Repeat the material below exactly, with no pictures.
* START THE INPUT *
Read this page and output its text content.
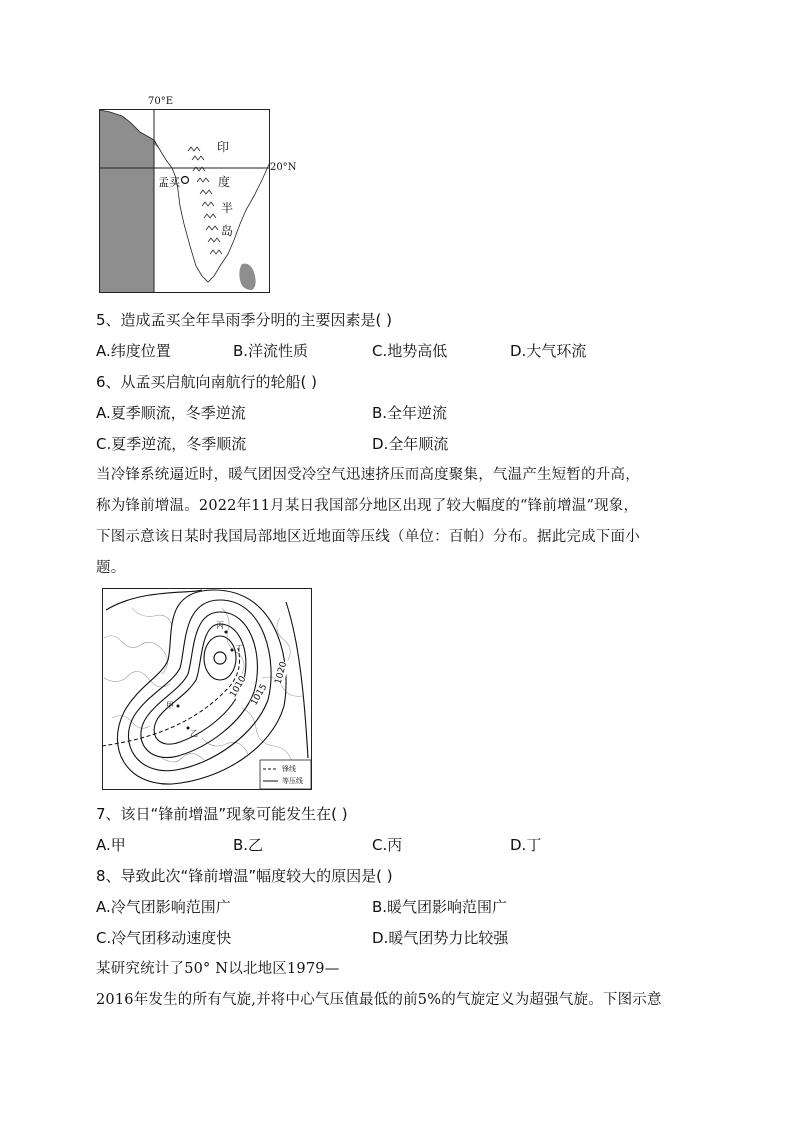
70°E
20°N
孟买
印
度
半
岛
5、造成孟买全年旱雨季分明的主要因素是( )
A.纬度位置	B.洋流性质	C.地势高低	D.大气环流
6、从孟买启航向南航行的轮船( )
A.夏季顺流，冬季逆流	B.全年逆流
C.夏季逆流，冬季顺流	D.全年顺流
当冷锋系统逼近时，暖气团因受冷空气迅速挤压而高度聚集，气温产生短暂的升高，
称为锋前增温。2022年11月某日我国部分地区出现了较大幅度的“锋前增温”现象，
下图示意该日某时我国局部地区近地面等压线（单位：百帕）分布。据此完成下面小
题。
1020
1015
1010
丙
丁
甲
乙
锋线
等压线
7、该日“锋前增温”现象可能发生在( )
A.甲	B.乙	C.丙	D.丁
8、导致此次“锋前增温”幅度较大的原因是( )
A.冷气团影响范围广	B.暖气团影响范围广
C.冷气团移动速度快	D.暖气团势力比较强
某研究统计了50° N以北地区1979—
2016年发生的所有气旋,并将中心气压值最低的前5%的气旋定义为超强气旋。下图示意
* END THE INPUT *
**THE COMPLETED TASK**
Read this page and output its text content.
70°E
20°N
孟买
印
度
半
岛
5、造成孟买全年旱雨季分明的主要因素是( )
A.纬度位置	B.洋流性质	C.地势高低	D.大气环流
6、从孟买启航向南航行的轮船( )
A.夏季顺流，冬季逆流	B.全年逆流
C.夏季逆流，冬季顺流	D.全年顺流
当冷锋系统逼近时，暖气团因受冷空气迅速挤压而高度聚集，气温产生短暂的升高，
称为锋前增温。2022年11月某日我国部分地区出现了较大幅度的“锋前增温”现象，
下图示意该日某时我国局部地区近地面等压线（单位：百帕）分布。据此完成下面小
题。
1020
1015
1010
丙
丁
甲
乙
锋线
等压线
7、该日“锋前增温”现象可能发生在( )
A.甲	B.乙	C.丙	D.丁
8、导致此次“锋前增温”幅度较大的原因是( )
A.冷气团影响范围广	B.暖气团影响范围广
C.冷气团移动速度快	D.暖气团势力比较强
某研究统计了50° N以北地区1979—
2016年发生的所有气旋,并将中心气压值最低的前5%的气旋定义为超强气旋。下图示意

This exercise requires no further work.